[Collected data entries]
╔══
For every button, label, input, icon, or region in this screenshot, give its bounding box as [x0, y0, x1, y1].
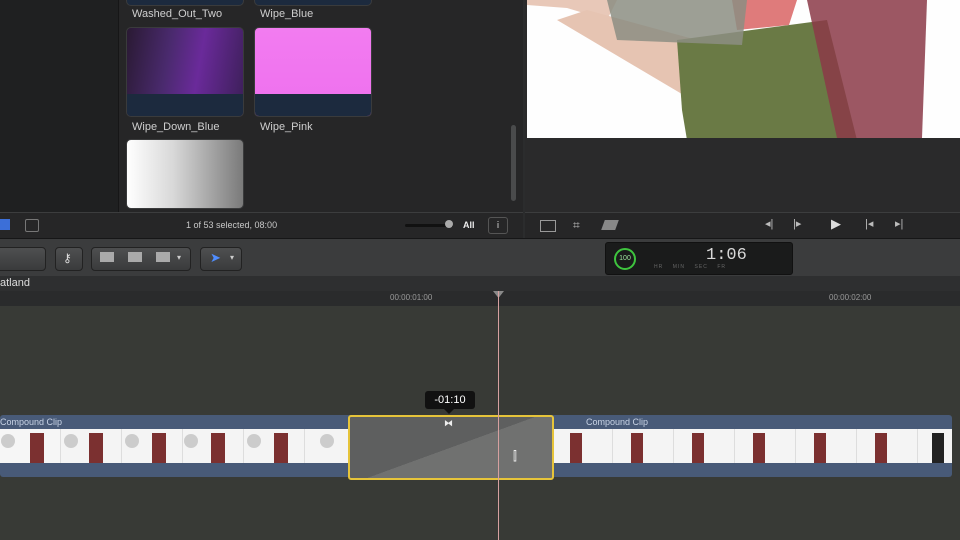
insert-clip-icon[interactable] [128, 252, 142, 262]
go-to-start-icon[interactable]: |◂ [865, 217, 873, 230]
previous-frame-icon[interactable]: ◂| [765, 217, 773, 230]
clip-thumb-wipe-blue[interactable] [254, 0, 372, 6]
edit-buttons-group: ▾ [91, 247, 191, 271]
background-tasks-progress[interactable]: 100 [614, 248, 636, 270]
event-library-sidebar[interactable] [0, 0, 119, 212]
clip-label-wipe-down-blue: Wipe_Down_Blue [132, 121, 220, 133]
frame [244, 429, 305, 463]
frame [122, 429, 183, 463]
right-clip-header: Compound Clip [586, 415, 886, 429]
transition-clip[interactable]: ⧓ ⫿ [348, 415, 554, 480]
left-clip-name: Compound Clip [0, 417, 63, 427]
ruler-tick-label: 00:00:02:00 [829, 293, 872, 302]
viewer-frame [527, 0, 960, 138]
append-clip-icon[interactable] [156, 252, 170, 262]
key-icon: ⚷ [63, 251, 72, 265]
right-clip-filmstrip[interactable] [552, 429, 952, 463]
filter-all[interactable]: All [463, 220, 475, 230]
frame [552, 429, 613, 463]
left-clip-header: Compound Clip [0, 415, 348, 429]
tooltip-arrow [444, 409, 454, 414]
browser-footer: 1 of 53 selected, 08:00 All ⅰ [0, 212, 523, 238]
right-clip-name: Compound Clip [586, 417, 649, 427]
unit-fr: FR [717, 264, 727, 270]
unit-min: MIN [672, 264, 685, 270]
select-arrow-icon: ➤ [210, 250, 221, 265]
clip-appearance-icon[interactable]: ⅰ [488, 217, 508, 234]
crop-icon[interactable]: ⌗ [573, 218, 580, 233]
timeline-ruler[interactable]: 00:00:01:00 00:00:02:00 [0, 291, 960, 307]
clip-label-washed-out-two: Washed_Out_Two [132, 8, 223, 20]
keyword-button[interactable]: ⚷ [55, 247, 83, 271]
filmstrip-view-icon[interactable] [25, 219, 39, 232]
clip-grid: Washed_Out_Two Wipe_Blue Wipe_Down_Blue … [119, 0, 521, 212]
tools-menu-button[interactable]: ➤ ▾ [200, 247, 242, 271]
frame [674, 429, 735, 463]
frame [796, 429, 857, 463]
frame [613, 429, 674, 463]
transition-icon: ⧓ [444, 418, 453, 428]
chevron-down-icon[interactable]: ▾ [177, 253, 181, 262]
zoom-slider-knob[interactable] [445, 220, 453, 228]
transform-icon[interactable] [540, 220, 556, 232]
unit-hr: HR [654, 264, 664, 270]
clip-thumb-wipe-down-blue[interactable] [126, 27, 244, 117]
dashboard: 100 1:06 HR MIN SEC FR [605, 242, 793, 275]
thumb-band [255, 94, 371, 116]
next-frame-icon[interactable]: |▸ [793, 217, 801, 230]
left-clip-filmstrip[interactable] [0, 429, 348, 463]
clip-label-wipe-pink: Wipe_Pink [260, 121, 313, 133]
browser-scrollbar[interactable] [511, 125, 516, 201]
frame [857, 429, 918, 463]
timecode-units: HR MIN SEC FR [654, 264, 754, 270]
connect-clip-icon[interactable] [100, 252, 114, 262]
frame [918, 429, 952, 463]
timecode-display[interactable]: 1:06 [706, 246, 747, 265]
clip-thumb-wipe-pink[interactable] [254, 27, 372, 117]
frame [0, 429, 61, 463]
viewer-video-image [527, 0, 927, 138]
clip-thumb-washed-out-two[interactable] [126, 0, 244, 6]
playhead-line[interactable] [498, 291, 499, 540]
list-view-icon[interactable] [0, 219, 10, 230]
frame [735, 429, 796, 463]
unit-sec: SEC [694, 264, 708, 270]
go-to-end-icon[interactable]: ▸| [895, 217, 903, 230]
clip-label-wipe-blue: Wipe_Blue [260, 8, 314, 20]
clip-thumb-gradient[interactable] [126, 139, 244, 209]
chevron-down-icon: ▾ [230, 253, 235, 262]
trim-tooltip: -01:10 [425, 391, 475, 409]
viewer-footer: ⌗ ◂| |▸ ▶ |◂ ▸| [525, 212, 960, 238]
ripple-trim-cursor-icon: ⫿ [513, 449, 517, 463]
record-voiceover-button[interactable] [0, 247, 46, 271]
project-name: atland [0, 277, 30, 289]
play-icon[interactable]: ▶ [831, 216, 841, 232]
timeline-header: atland [0, 276, 960, 292]
frame [61, 429, 122, 463]
toolbar: ⚷ ▾ ➤ ▾ 100 1:06 HR MIN SEC FR [0, 238, 960, 278]
thumb-band [127, 94, 243, 116]
distort-icon[interactable] [601, 220, 619, 230]
ruler-tick-label: 00:00:01:00 [390, 293, 433, 302]
frame [305, 429, 348, 463]
frame [183, 429, 244, 463]
selection-status: 1 of 53 selected, 08:00 [186, 220, 278, 230]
╚══
- _REQUIREMENTS_: Repeat the lines of the data above word for word, from the line containing "insert-clip-icon[interactable] [128, 252, 142, 262]" through the line containing "transition-icon: ⧓ [444, 418, 453, 428]", and nothing else.

- _SOLUTION FOR THIS EXERCISE_:
insert-clip-icon[interactable] [128, 252, 142, 262]
go-to-start-icon[interactable]: |◂ [865, 217, 873, 230]
previous-frame-icon[interactable]: ◂| [765, 217, 773, 230]
clip-thumb-wipe-blue[interactable] [254, 0, 372, 6]
edit-buttons-group: ▾ [91, 247, 191, 271]
background-tasks-progress[interactable]: 100 [614, 248, 636, 270]
event-library-sidebar[interactable] [0, 0, 119, 212]
clip-label-wipe-down-blue: Wipe_Down_Blue [132, 121, 220, 133]
frame [244, 429, 305, 463]
frame [122, 429, 183, 463]
right-clip-header: Compound Clip [586, 415, 886, 429]
transition-clip[interactable]: ⧓ ⫿ [348, 415, 554, 480]
left-clip-name: Compound Clip [0, 417, 63, 427]
ruler-tick-label: 00:00:02:00 [829, 293, 872, 302]
viewer-frame [527, 0, 960, 138]
append-clip-icon[interactable] [156, 252, 170, 262]
key-icon: ⚷ [63, 251, 72, 265]
right-clip-filmstrip[interactable] [552, 429, 952, 463]
filter-all[interactable]: All [463, 220, 475, 230]
frame [552, 429, 613, 463]
left-clip-header: Compound Clip [0, 415, 348, 429]
tooltip-arrow [444, 409, 454, 414]
browser-footer: 1 of 53 selected, 08:00 All ⅰ [0, 212, 523, 238]
right-clip-name: Compound Clip [586, 417, 649, 427]
unit-fr: FR [717, 264, 727, 270]
unit-min: MIN [672, 264, 685, 270]
select-arrow-icon: ➤ [210, 250, 221, 265]
clip-appearance-icon[interactable]: ⅰ [488, 217, 508, 234]
crop-icon[interactable]: ⌗ [573, 218, 580, 233]
timeline-ruler[interactable]: 00:00:01:00 00:00:02:00 [0, 291, 960, 307]
clip-label-washed-out-two: Washed_Out_Two [132, 8, 223, 20]
keyword-button[interactable]: ⚷ [55, 247, 83, 271]
filmstrip-view-icon[interactable] [25, 219, 39, 232]
clip-grid: Washed_Out_Two Wipe_Blue Wipe_Down_Blue … [119, 0, 521, 212]
tools-menu-button[interactable]: ➤ ▾ [200, 247, 242, 271]
frame [674, 429, 735, 463]
frame [796, 429, 857, 463]
frame [613, 429, 674, 463]
transition-icon: ⧓ [444, 418, 453, 428]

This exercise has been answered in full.